Data to process:
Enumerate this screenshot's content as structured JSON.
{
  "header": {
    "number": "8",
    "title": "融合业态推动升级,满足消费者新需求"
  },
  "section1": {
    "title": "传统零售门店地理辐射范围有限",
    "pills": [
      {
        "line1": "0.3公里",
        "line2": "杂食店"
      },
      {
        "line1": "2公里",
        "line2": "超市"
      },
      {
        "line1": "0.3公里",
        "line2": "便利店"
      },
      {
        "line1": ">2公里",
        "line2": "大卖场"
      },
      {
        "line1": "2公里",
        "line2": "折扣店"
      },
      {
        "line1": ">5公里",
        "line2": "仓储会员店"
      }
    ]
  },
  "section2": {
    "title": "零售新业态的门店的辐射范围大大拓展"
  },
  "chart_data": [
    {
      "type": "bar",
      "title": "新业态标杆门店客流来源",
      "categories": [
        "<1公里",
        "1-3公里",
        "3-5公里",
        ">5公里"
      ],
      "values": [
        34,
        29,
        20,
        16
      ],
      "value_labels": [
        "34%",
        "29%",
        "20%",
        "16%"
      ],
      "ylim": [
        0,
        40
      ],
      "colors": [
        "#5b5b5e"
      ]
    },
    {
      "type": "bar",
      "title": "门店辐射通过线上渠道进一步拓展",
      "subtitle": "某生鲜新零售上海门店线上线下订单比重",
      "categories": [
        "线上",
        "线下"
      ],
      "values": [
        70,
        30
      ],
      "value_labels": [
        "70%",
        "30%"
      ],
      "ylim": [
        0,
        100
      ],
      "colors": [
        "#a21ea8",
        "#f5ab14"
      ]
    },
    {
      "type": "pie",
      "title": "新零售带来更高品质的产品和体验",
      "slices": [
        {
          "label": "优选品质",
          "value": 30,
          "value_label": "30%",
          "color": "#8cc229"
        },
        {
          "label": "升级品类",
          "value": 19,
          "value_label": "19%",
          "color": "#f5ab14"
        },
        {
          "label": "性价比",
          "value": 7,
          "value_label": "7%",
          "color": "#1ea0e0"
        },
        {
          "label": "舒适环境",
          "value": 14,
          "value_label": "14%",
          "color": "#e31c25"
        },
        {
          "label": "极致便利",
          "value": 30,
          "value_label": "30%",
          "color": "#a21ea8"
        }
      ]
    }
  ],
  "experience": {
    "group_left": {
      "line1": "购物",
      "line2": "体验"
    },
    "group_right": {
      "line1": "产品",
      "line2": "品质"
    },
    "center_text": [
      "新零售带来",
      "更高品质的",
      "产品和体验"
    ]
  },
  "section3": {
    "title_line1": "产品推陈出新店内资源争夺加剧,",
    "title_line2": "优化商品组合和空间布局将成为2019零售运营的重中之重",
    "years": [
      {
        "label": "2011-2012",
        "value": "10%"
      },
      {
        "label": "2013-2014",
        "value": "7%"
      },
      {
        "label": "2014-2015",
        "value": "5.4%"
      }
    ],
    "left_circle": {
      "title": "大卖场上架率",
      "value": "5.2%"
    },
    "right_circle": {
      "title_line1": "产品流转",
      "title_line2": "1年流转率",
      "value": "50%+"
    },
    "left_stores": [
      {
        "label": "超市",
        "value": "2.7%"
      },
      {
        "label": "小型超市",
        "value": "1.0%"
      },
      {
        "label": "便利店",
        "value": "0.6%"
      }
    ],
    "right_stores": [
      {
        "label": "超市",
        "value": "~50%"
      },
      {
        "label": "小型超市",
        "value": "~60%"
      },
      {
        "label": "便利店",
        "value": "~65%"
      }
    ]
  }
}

Job:
Copy out all the entries shown above, character for character.

Correct response:
Enumerate this screenshot's content as structured JSON.
{
  "header": {
    "number": "8",
    "title": "融合业态推动升级,满足消费者新需求"
  },
  "section1": {
    "title": "传统零售门店地理辐射范围有限",
    "pills": [
      {
        "line1": "0.3公里",
        "line2": "杂食店"
      },
      {
        "line1": "2公里",
        "line2": "超市"
      },
      {
        "line1": "0.3公里",
        "line2": "便利店"
      },
      {
        "line1": ">2公里",
        "line2": "大卖场"
      },
      {
        "line1": "2公里",
        "line2": "折扣店"
      },
      {
        "line1": ">5公里",
        "line2": "仓储会员店"
      }
    ]
  },
  "section2": {
    "title": "零售新业态的门店的辐射范围大大拓展"
  },
  "chart_data": [
    {
      "type": "bar",
      "title": "新业态标杆门店客流来源",
      "categories": [
        "<1公里",
        "1-3公里",
        "3-5公里",
        ">5公里"
      ],
      "values": [
        34,
        29,
        20,
        16
      ],
      "value_labels": [
        "34%",
        "29%",
        "20%",
        "16%"
      ],
      "ylim": [
        0,
        40
      ],
      "colors": [
        "#5b5b5e"
      ]
    },
    {
      "type": "bar",
      "title": "门店辐射通过线上渠道进一步拓展",
      "subtitle": "某生鲜新零售上海门店线上线下订单比重",
      "categories": [
        "线上",
        "线下"
      ],
      "values": [
        70,
        30
      ],
      "value_labels": [
        "70%",
        "30%"
      ],
      "ylim": [
        0,
        100
      ],
      "colors": [
        "#a21ea8",
        "#f5ab14"
      ]
    },
    {
      "type": "pie",
      "title": "新零售带来更高品质的产品和体验",
      "slices": [
        {
          "label": "优选品质",
          "value": 30,
          "value_label": "30%",
          "color": "#8cc229"
        },
        {
          "label": "升级品类",
          "value": 19,
          "value_label": "19%",
          "color": "#f5ab14"
        },
        {
          "label": "性价比",
          "value": 7,
          "value_label": "7%",
          "color": "#1ea0e0"
        },
        {
          "label": "舒适环境",
          "value": 14,
          "value_label": "14%",
          "color": "#e31c25"
        },
        {
          "label": "极致便利",
          "value": 30,
          "value_label": "30%",
          "color": "#a21ea8"
        }
      ]
    }
  ],
  "experience": {
    "group_left": {
      "line1": "购物",
      "line2": "体验"
    },
    "group_right": {
      "line1": "产品",
      "line2": "品质"
    },
    "center_text": [
      "新零售带来",
      "更高品质的",
      "产品和体验"
    ]
  },
  "section3": {
    "title_line1": "产品推陈出新店内资源争夺加剧,",
    "title_line2": "优化商品组合和空间布局将成为2019零售运营的重中之重",
    "years": [
      {
        "label": "2011-2012",
        "value": "10%"
      },
      {
        "label": "2013-2014",
        "value": "7%"
      },
      {
        "label": "2014-2015",
        "value": "5.4%"
      }
    ],
    "left_circle": {
      "title": "大卖场上架率",
      "value": "5.2%"
    },
    "right_circle": {
      "title_line1": "产品流转",
      "title_line2": "1年流转率",
      "value": "50%+"
    },
    "left_stores": [
      {
        "label": "超市",
        "value": "2.7%"
      },
      {
        "label": "小型超市",
        "value": "1.0%"
      },
      {
        "label": "便利店",
        "value": "0.6%"
      }
    ],
    "right_stores": [
      {
        "label": "超市",
        "value": "~50%"
      },
      {
        "label": "小型超市",
        "value": "~60%"
      },
      {
        "label": "便利店",
        "value": "~65%"
      }
    ]
  }
}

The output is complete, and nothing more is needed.